[THE RECORDS]
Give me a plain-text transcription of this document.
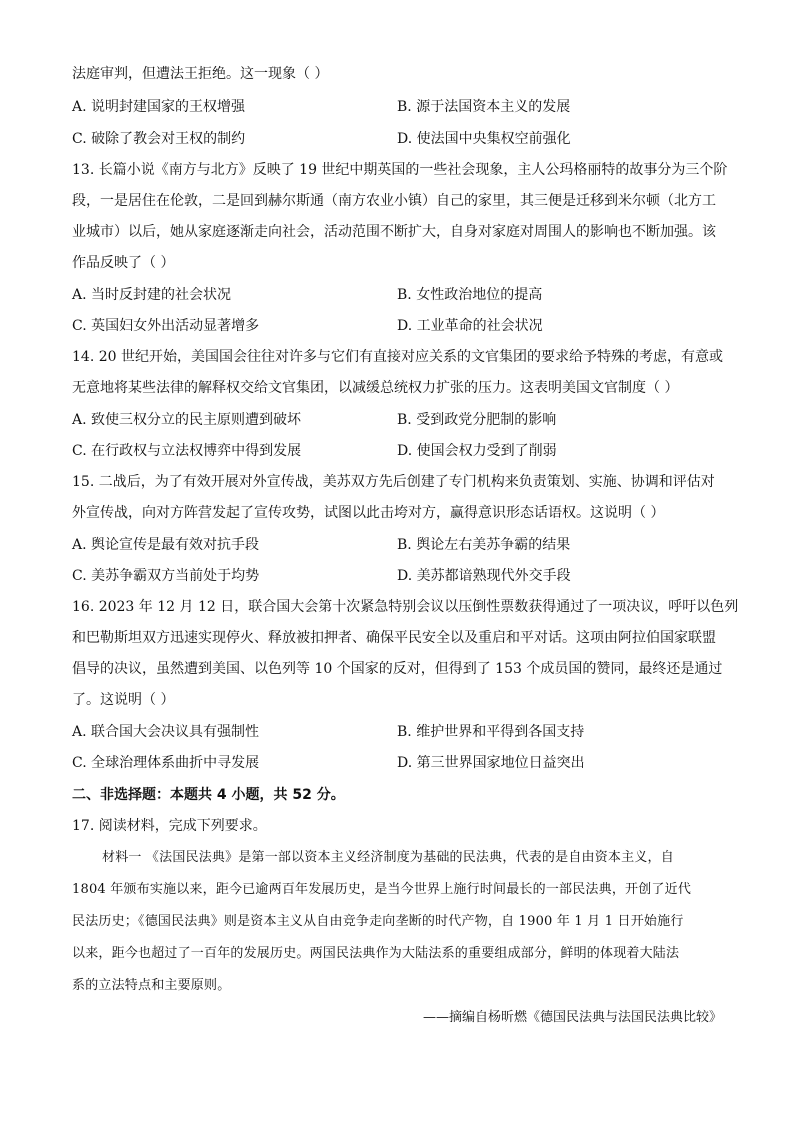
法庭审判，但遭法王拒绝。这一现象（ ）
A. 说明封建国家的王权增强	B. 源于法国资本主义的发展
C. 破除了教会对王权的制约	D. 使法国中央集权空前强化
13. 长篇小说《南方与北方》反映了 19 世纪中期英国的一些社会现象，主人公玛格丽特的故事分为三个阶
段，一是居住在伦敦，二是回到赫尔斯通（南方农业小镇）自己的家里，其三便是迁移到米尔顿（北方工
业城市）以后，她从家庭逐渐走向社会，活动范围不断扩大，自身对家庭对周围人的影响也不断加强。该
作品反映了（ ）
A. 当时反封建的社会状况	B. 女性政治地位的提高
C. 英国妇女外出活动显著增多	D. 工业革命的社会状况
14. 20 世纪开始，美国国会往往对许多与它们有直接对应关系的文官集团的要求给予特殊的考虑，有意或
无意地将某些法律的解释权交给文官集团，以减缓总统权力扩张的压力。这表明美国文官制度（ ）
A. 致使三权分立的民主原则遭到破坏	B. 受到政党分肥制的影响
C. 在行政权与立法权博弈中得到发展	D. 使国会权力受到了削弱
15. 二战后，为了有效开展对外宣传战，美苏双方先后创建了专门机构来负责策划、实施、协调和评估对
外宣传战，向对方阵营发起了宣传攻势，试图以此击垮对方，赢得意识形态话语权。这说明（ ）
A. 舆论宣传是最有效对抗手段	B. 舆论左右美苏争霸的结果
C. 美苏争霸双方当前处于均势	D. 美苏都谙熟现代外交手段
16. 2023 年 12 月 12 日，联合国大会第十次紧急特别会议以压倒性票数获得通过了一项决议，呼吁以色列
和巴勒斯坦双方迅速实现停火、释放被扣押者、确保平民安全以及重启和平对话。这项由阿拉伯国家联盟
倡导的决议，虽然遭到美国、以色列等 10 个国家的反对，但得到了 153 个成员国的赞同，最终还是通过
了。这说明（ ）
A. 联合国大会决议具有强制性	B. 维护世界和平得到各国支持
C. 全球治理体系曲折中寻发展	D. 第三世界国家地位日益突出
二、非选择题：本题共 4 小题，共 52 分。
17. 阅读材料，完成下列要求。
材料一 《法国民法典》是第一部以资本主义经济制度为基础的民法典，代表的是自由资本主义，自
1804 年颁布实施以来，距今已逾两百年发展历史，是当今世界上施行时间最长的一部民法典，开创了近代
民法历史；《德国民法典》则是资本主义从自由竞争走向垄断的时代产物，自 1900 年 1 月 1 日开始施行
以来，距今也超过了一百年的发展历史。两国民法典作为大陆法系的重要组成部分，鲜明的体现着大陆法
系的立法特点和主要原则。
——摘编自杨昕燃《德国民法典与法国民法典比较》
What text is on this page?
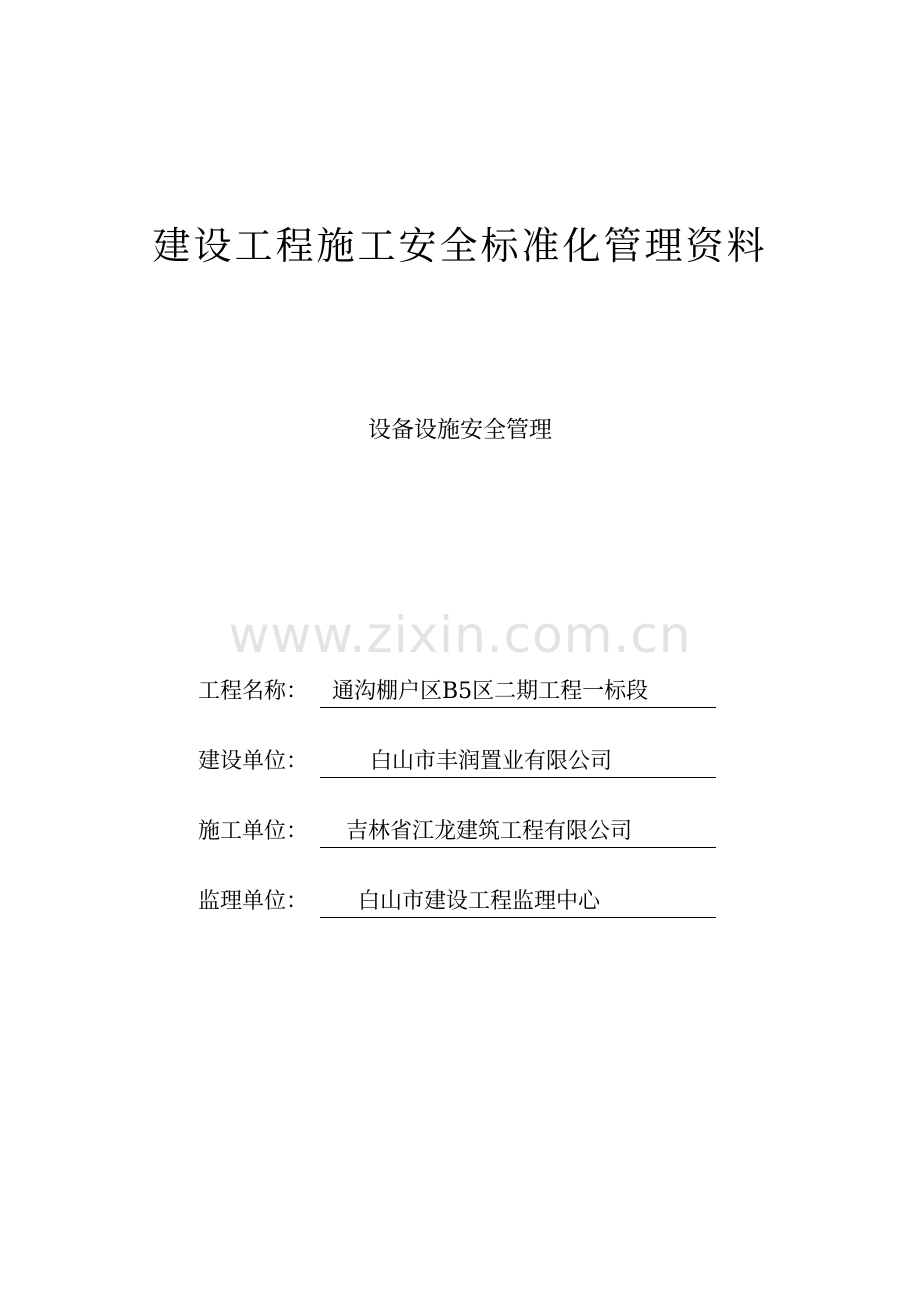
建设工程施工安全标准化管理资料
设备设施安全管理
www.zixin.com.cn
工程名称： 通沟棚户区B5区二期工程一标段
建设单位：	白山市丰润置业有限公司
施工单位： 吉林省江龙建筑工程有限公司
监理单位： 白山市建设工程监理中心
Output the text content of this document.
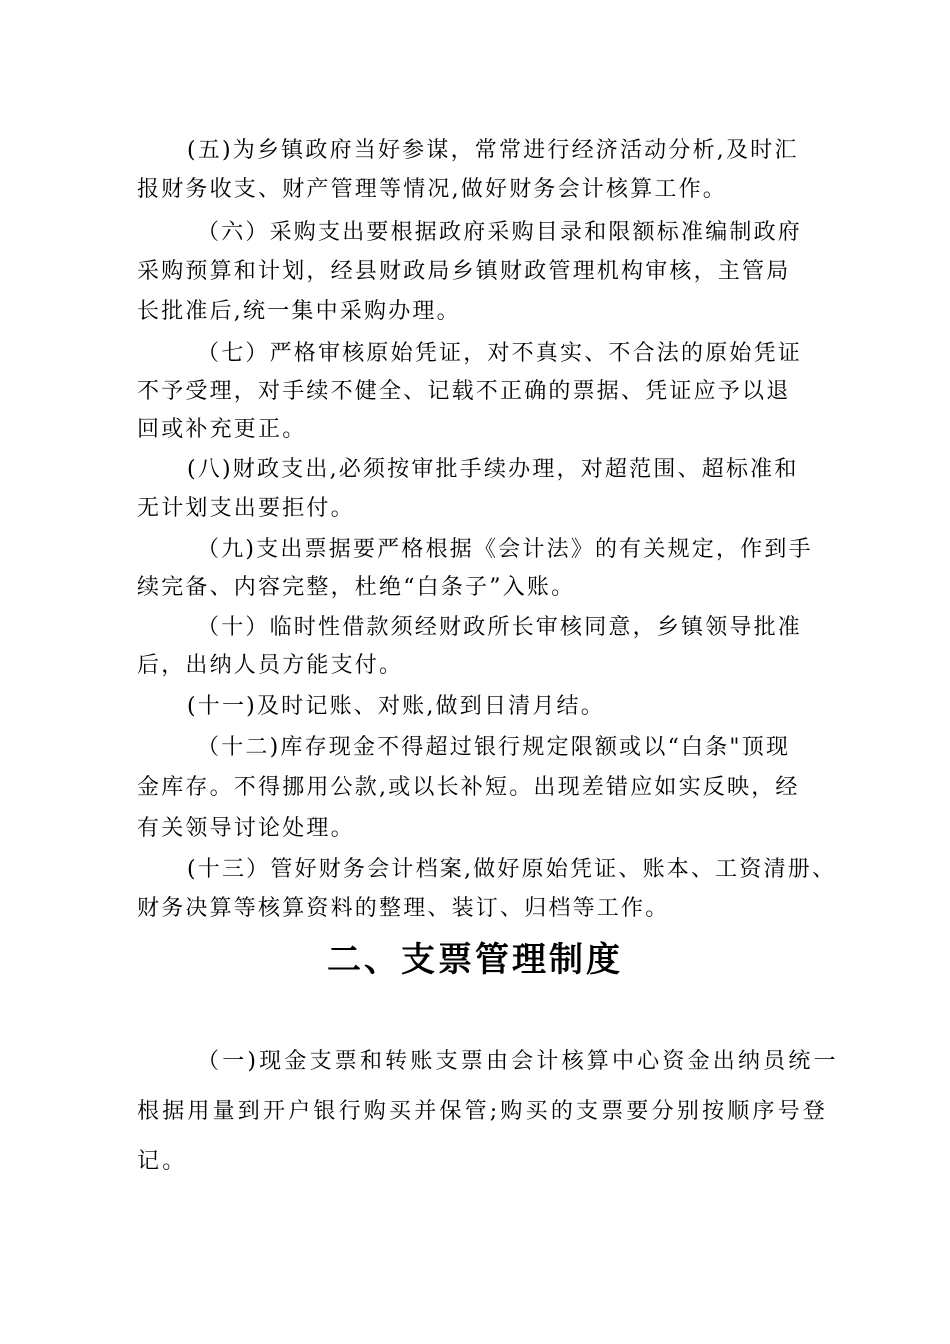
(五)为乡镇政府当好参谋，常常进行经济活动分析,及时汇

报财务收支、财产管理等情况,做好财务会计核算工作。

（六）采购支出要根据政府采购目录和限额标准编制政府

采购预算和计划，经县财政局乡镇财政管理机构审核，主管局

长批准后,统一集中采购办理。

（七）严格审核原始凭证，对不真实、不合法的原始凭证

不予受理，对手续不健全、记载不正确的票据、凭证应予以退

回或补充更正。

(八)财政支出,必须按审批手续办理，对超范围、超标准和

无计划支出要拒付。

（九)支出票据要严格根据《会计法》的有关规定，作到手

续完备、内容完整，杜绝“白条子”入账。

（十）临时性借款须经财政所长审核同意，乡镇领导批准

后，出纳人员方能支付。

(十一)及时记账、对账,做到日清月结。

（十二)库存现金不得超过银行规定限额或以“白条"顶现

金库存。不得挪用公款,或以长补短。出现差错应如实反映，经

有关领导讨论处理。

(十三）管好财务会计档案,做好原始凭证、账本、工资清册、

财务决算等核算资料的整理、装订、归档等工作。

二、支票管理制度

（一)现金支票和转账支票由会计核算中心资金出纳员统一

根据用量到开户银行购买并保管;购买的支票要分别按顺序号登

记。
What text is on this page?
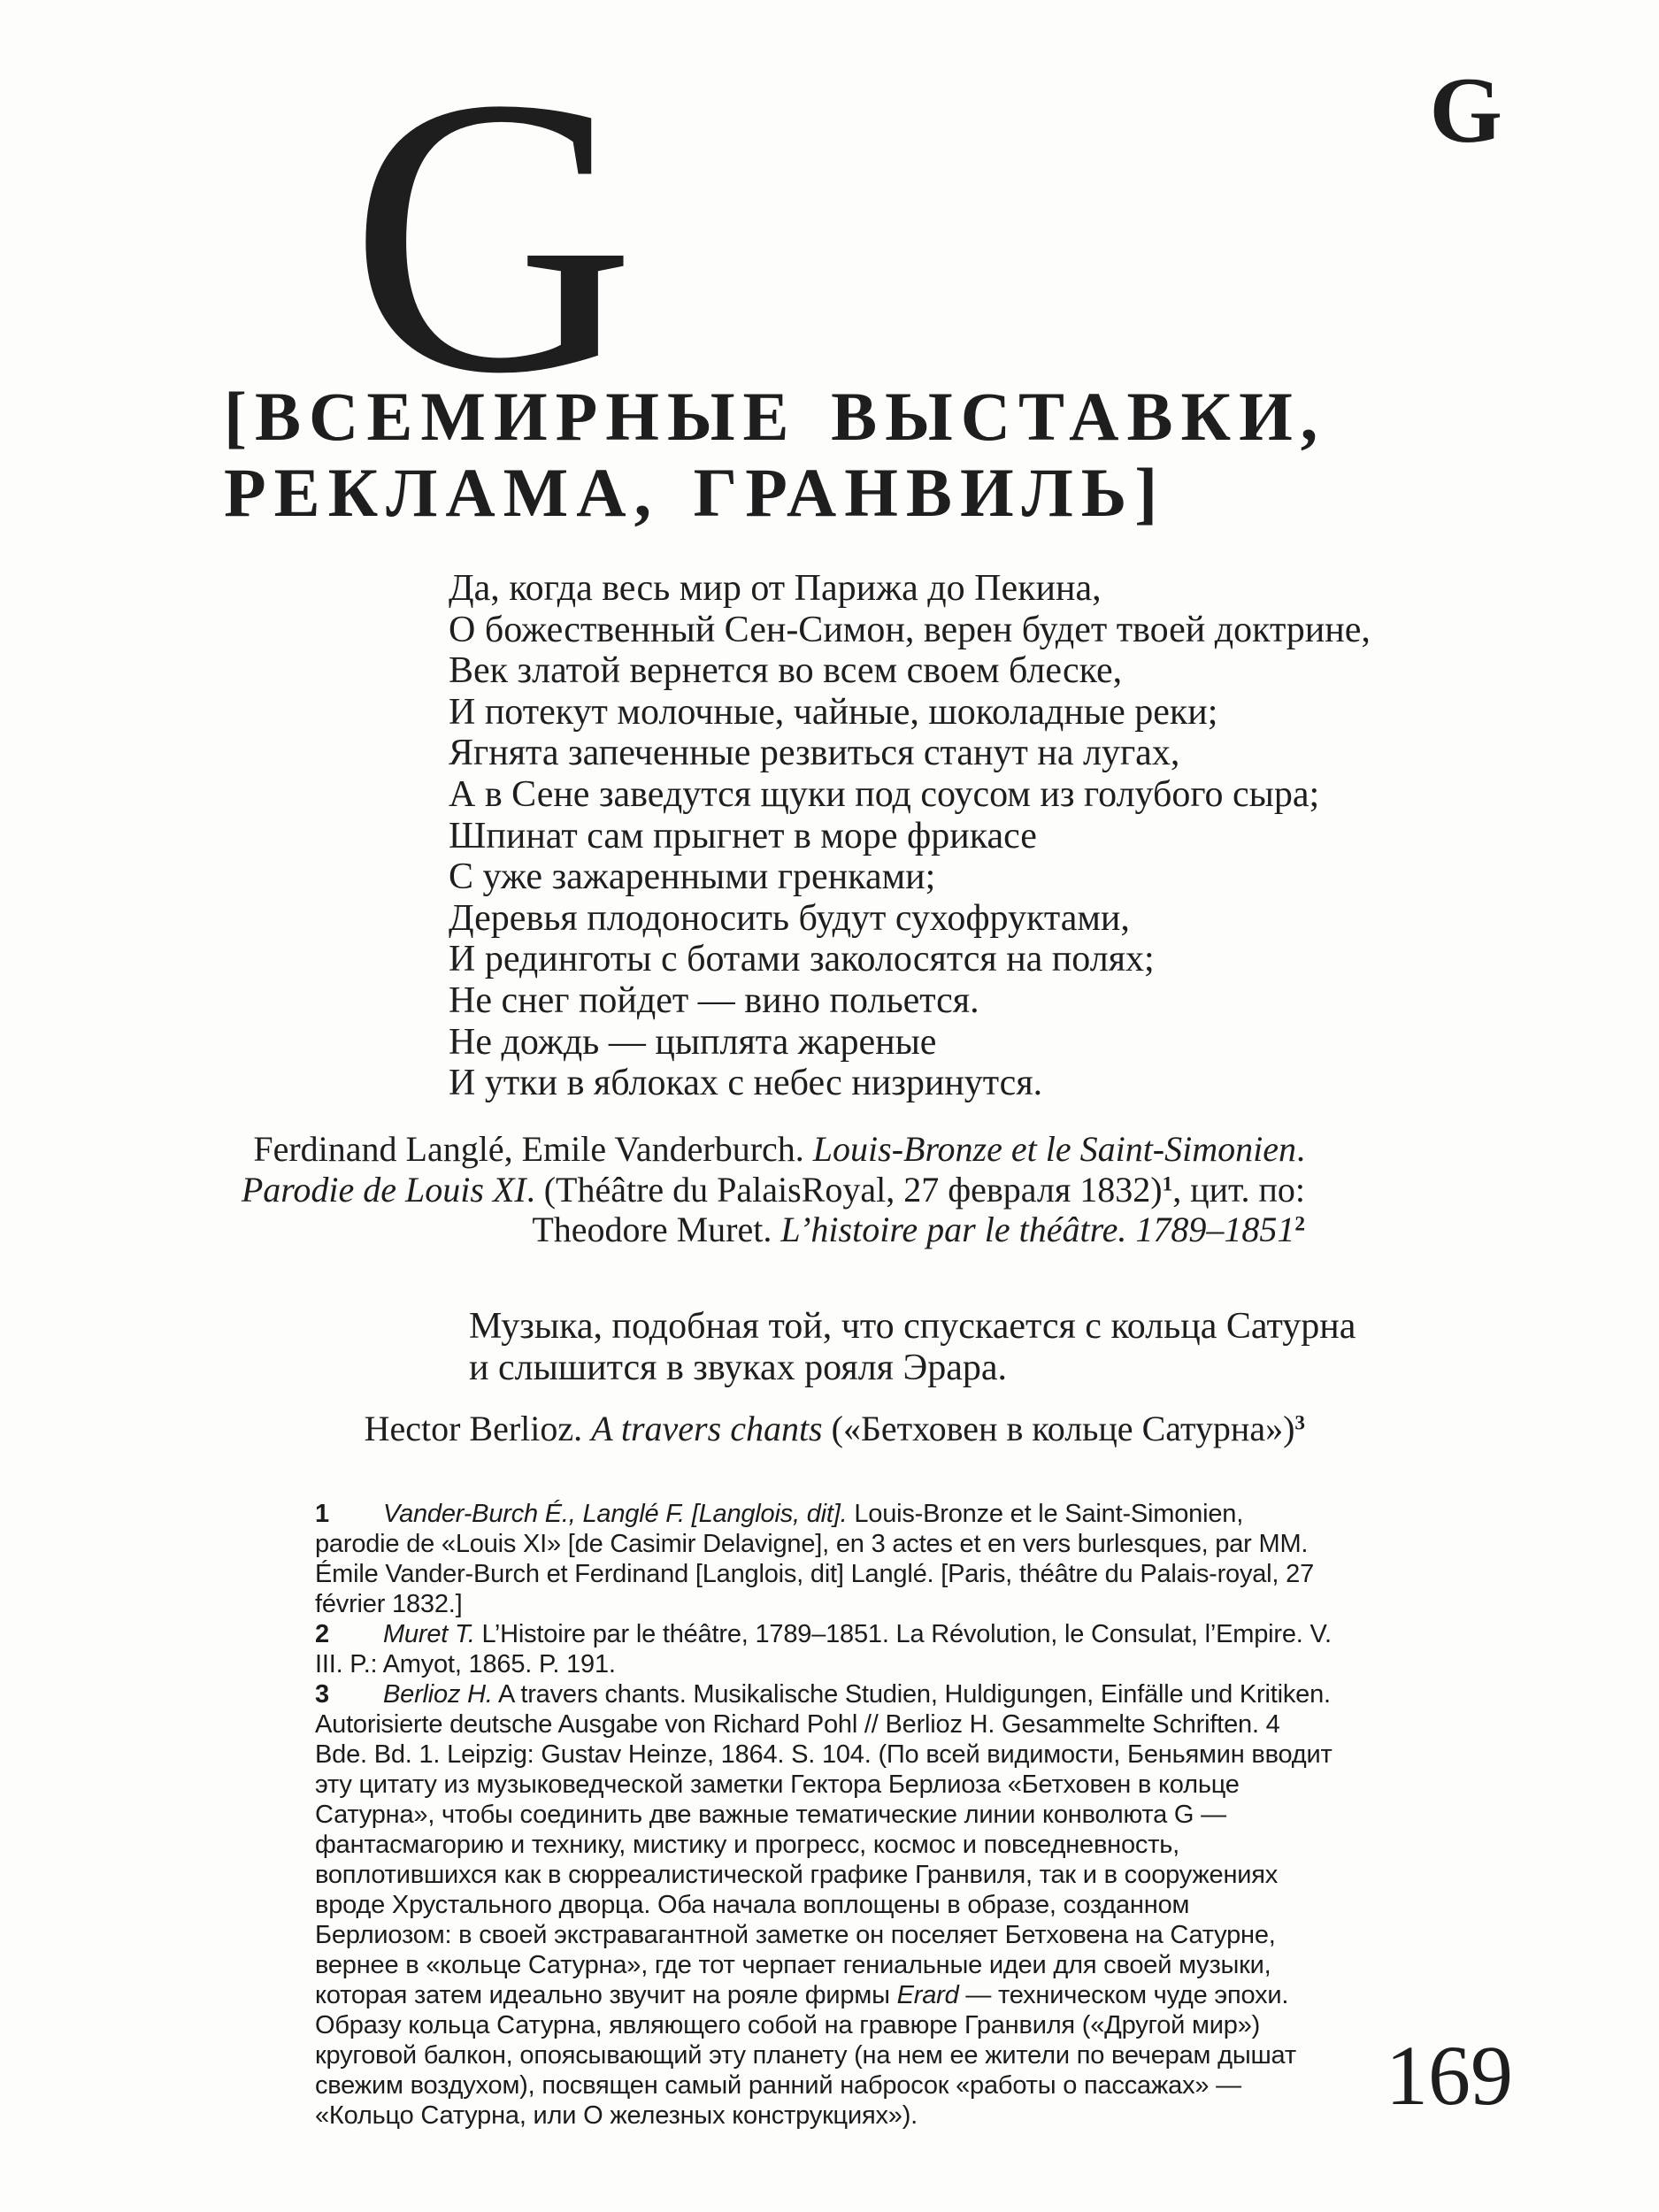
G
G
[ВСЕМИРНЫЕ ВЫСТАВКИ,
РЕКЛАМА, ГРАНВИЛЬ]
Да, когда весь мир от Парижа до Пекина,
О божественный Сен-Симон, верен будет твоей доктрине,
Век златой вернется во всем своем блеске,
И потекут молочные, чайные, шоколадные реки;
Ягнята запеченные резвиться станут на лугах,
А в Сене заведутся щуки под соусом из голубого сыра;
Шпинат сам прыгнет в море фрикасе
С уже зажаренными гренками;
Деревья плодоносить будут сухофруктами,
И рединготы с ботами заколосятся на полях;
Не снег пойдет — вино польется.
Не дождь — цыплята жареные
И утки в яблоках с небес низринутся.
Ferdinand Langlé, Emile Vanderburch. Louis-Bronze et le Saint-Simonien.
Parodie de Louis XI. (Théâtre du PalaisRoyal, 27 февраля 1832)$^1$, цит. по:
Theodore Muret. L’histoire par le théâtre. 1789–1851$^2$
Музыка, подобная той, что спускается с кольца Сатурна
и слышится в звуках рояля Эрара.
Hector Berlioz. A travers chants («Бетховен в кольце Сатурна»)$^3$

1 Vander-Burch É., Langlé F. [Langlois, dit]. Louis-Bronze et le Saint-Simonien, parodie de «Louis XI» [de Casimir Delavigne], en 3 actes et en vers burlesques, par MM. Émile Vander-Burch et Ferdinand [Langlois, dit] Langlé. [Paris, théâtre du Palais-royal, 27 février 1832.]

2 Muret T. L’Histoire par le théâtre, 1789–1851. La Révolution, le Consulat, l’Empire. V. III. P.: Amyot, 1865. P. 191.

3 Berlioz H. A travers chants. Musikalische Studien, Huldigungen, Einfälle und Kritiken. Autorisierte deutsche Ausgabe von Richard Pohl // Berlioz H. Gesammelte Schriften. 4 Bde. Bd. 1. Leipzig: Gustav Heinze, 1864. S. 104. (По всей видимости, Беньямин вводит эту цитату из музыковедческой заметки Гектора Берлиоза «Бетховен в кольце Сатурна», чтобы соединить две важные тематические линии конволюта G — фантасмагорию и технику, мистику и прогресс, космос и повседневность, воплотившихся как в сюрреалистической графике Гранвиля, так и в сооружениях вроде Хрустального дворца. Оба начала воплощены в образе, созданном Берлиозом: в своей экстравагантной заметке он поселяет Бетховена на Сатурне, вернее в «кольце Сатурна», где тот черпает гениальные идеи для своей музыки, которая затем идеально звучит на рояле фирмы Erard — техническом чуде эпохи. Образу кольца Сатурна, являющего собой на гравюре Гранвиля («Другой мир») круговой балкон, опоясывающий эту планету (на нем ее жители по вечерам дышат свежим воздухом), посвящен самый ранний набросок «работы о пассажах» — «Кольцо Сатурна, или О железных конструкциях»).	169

[DIRECTIONS FOR THIS TASK] Pull out each line holding the string "Louis".

[THE SOLUTION]
Ferdinand Langlé, Emile Vanderburch. Louis-Bronze et le Saint-Simonien.
Parodie de Louis XI. (Théâtre du PalaisRoyal, 27 февраля 1832)$^1$, цит. по:
1 Vander-Burch É., Langlé F. [Langlois, dit]. Louis-Bronze et le Saint-Simonien, parodie de «Louis XI» [de Casimir Delavigne], en 3 actes et en vers burlesques, par MM. Émile Vander-Burch et Ferdinand [Langlois, dit] Langlé. [Paris, théâtre du Palais-royal, 27 février 1832.]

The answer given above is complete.